▸ **Aim**: Pull every line that holds the word "Temperature" from the entries.

[Records about charts and figures]
-.-.-

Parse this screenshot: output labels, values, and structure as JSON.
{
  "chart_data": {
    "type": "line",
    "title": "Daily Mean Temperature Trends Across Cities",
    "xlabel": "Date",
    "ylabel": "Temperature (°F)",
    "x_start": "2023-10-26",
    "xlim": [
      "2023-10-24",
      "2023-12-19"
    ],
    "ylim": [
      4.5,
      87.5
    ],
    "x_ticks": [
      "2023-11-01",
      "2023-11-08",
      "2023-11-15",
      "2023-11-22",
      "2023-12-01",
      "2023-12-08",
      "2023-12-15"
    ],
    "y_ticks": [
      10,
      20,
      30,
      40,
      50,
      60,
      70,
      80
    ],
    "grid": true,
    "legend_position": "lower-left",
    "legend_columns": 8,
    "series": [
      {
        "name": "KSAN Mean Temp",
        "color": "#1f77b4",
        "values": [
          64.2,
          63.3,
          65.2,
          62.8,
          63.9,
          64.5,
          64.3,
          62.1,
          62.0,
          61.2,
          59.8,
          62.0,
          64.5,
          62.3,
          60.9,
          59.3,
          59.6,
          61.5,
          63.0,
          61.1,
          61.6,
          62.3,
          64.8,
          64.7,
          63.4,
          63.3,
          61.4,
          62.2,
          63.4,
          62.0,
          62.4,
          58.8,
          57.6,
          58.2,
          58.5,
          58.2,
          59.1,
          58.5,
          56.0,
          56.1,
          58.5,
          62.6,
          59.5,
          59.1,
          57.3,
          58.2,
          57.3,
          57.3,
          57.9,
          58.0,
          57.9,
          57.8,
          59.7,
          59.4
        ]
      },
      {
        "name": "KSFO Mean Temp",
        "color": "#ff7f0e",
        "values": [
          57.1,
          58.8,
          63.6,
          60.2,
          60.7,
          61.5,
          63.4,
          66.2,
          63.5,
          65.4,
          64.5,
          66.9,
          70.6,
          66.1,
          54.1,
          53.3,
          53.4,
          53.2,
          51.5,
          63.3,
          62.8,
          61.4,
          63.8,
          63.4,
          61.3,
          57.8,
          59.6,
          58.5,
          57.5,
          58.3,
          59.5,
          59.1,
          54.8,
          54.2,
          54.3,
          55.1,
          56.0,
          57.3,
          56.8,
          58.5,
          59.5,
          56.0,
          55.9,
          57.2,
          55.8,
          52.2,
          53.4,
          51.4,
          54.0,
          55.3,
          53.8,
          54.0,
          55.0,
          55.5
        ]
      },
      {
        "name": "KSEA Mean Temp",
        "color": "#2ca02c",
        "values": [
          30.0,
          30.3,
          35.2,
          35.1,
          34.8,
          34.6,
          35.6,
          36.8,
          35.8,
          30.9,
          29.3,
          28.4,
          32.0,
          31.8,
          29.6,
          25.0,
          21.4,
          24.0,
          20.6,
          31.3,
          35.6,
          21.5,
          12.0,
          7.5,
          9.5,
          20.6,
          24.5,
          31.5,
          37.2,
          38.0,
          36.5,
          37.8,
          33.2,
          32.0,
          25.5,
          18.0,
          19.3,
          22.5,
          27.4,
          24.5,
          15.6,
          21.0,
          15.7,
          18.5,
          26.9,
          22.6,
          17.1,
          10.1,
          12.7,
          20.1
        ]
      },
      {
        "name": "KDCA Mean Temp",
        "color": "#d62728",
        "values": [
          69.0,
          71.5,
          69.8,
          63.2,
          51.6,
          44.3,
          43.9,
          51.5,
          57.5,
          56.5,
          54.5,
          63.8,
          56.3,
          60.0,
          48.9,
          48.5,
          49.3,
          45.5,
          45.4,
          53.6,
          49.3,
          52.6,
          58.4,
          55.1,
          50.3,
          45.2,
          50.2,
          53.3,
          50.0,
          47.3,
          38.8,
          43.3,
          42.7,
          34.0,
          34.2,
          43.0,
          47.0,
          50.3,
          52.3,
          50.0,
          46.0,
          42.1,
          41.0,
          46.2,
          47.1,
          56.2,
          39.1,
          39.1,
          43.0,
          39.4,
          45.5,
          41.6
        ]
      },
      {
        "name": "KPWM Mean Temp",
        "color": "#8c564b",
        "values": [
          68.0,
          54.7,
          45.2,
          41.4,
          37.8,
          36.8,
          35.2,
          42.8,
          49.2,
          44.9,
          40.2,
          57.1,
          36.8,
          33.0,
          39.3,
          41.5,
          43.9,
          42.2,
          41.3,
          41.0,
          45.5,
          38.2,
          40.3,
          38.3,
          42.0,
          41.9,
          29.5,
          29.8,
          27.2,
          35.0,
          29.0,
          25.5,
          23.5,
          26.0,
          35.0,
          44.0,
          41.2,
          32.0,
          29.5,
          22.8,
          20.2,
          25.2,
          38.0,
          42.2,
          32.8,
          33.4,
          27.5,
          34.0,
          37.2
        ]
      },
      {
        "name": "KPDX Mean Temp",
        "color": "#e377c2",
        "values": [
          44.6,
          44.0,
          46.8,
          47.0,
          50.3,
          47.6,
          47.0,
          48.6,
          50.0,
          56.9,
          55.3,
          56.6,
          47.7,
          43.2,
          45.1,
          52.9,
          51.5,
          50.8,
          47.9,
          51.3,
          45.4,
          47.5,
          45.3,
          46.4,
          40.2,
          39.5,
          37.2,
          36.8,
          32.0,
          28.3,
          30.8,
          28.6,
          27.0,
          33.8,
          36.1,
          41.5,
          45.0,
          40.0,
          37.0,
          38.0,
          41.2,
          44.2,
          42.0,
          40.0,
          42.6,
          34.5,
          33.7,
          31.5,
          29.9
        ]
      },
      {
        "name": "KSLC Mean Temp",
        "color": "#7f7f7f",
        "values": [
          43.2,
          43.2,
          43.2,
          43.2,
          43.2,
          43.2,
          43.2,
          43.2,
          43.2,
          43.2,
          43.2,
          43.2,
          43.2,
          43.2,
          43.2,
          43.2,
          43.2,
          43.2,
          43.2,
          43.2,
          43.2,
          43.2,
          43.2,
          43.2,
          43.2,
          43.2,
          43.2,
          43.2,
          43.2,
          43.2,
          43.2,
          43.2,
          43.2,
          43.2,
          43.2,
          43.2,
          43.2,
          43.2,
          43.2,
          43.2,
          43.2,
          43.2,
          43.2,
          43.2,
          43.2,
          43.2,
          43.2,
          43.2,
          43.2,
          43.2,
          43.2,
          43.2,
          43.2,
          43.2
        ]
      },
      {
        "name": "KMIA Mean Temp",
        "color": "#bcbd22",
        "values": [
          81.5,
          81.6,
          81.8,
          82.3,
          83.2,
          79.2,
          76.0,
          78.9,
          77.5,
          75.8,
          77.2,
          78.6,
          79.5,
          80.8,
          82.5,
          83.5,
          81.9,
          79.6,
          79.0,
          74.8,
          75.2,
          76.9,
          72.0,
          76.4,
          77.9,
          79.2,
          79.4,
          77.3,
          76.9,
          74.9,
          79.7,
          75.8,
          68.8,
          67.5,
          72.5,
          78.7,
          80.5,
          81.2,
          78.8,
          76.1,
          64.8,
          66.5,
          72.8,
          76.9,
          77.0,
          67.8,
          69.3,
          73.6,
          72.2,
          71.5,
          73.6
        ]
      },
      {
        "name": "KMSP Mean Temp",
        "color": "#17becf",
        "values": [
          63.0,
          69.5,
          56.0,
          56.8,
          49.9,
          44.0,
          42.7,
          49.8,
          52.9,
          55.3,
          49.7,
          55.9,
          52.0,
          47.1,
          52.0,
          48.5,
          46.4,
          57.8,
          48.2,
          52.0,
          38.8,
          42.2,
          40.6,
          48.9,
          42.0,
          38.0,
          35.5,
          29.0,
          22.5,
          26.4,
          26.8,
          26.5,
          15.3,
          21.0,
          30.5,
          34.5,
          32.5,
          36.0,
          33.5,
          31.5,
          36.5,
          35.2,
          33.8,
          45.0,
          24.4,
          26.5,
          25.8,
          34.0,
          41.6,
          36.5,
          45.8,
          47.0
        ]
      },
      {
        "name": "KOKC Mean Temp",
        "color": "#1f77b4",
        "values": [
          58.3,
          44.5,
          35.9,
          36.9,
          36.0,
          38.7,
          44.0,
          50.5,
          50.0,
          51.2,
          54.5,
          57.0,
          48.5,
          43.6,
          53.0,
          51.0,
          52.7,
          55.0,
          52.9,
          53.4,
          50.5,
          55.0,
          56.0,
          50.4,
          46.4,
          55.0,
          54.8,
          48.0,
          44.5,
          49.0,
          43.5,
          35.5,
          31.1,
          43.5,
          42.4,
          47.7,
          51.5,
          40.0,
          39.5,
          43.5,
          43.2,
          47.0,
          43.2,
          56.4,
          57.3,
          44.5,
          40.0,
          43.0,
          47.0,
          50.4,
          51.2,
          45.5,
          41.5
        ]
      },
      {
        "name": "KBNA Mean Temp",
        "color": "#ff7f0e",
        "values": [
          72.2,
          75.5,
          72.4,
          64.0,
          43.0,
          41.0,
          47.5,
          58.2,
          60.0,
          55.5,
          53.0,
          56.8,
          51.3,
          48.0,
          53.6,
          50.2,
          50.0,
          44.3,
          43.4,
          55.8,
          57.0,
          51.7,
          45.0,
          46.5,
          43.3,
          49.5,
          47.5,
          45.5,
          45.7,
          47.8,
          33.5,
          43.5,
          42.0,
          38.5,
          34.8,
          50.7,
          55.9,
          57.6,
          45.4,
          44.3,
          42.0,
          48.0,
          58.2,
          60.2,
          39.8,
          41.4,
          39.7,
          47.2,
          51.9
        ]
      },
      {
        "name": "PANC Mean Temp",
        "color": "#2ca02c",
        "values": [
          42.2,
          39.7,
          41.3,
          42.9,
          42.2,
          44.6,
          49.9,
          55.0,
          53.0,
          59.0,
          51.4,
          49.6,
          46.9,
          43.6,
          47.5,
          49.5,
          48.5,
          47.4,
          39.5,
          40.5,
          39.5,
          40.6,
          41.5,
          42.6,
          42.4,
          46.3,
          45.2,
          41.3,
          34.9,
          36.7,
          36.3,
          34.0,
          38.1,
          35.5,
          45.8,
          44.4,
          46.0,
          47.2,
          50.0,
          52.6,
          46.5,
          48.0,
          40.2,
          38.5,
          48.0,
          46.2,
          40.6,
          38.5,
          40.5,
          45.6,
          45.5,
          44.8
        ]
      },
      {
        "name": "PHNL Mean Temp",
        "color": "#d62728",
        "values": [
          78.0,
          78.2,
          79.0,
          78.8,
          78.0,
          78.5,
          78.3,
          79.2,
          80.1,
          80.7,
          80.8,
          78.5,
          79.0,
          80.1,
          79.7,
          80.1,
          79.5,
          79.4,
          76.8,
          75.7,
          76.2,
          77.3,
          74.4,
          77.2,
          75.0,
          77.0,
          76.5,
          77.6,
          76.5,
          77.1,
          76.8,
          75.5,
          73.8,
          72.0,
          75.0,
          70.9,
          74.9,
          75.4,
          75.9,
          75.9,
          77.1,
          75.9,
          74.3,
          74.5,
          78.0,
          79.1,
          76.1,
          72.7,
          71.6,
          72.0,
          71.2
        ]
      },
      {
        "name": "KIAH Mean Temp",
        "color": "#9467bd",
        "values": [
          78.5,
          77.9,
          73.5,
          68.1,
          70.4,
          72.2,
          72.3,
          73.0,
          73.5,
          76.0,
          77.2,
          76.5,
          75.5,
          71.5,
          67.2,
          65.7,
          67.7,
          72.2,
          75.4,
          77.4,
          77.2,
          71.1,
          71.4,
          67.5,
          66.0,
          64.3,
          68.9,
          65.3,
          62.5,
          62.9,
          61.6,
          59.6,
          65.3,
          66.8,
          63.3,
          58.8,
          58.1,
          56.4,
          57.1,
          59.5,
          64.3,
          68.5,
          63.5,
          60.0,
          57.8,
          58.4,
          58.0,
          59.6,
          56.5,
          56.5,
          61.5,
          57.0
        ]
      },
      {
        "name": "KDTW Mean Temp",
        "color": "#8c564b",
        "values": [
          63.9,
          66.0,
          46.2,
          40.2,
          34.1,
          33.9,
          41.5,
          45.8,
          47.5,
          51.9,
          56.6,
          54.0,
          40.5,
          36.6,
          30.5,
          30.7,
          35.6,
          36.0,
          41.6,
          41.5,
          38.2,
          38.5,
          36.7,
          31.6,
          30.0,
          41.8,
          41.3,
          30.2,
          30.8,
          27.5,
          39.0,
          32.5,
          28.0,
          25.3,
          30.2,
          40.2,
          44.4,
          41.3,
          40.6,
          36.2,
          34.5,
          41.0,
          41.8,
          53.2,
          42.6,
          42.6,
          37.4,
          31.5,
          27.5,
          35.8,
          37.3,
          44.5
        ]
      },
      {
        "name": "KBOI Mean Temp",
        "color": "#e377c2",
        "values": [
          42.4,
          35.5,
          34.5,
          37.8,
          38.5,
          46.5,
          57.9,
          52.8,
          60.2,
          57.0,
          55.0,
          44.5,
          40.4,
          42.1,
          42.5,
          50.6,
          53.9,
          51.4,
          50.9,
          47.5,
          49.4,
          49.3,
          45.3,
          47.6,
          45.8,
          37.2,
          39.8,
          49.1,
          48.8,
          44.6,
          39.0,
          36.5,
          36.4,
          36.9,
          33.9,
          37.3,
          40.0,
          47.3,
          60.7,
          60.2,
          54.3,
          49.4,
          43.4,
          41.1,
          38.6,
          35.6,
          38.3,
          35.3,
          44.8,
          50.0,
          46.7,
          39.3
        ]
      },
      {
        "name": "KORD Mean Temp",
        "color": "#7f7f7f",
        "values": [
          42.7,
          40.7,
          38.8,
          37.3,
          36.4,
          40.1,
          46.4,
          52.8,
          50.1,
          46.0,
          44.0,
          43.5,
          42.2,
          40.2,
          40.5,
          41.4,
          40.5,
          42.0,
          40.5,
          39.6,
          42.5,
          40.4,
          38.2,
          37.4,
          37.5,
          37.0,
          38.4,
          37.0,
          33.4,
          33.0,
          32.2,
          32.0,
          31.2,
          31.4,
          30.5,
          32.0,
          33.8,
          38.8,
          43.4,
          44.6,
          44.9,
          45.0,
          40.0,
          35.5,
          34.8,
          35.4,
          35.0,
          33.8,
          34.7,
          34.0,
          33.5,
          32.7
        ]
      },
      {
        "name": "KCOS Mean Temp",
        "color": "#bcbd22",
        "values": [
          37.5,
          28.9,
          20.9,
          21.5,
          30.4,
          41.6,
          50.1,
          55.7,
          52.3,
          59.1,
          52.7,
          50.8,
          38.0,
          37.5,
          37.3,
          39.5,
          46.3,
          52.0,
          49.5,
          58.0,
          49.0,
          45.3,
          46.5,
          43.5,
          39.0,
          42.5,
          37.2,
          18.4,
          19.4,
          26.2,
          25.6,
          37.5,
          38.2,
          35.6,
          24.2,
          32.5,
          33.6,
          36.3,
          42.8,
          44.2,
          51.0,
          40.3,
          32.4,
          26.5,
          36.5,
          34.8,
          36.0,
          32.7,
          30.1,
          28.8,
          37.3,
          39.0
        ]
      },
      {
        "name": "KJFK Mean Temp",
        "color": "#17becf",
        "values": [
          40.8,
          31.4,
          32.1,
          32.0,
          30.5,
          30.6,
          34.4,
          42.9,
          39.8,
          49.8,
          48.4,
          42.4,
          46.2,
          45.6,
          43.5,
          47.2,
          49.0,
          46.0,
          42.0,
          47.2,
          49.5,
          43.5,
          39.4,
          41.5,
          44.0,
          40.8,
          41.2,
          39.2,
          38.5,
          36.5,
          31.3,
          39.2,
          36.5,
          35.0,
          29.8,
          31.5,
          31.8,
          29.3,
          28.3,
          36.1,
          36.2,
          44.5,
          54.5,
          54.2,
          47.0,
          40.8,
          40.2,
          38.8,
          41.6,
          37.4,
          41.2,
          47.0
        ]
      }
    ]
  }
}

-.-.-

▸ **Full response**:
    "title": "Daily Mean Temperature Trends Across Cities",
    "ylabel": "Temperature (°F)",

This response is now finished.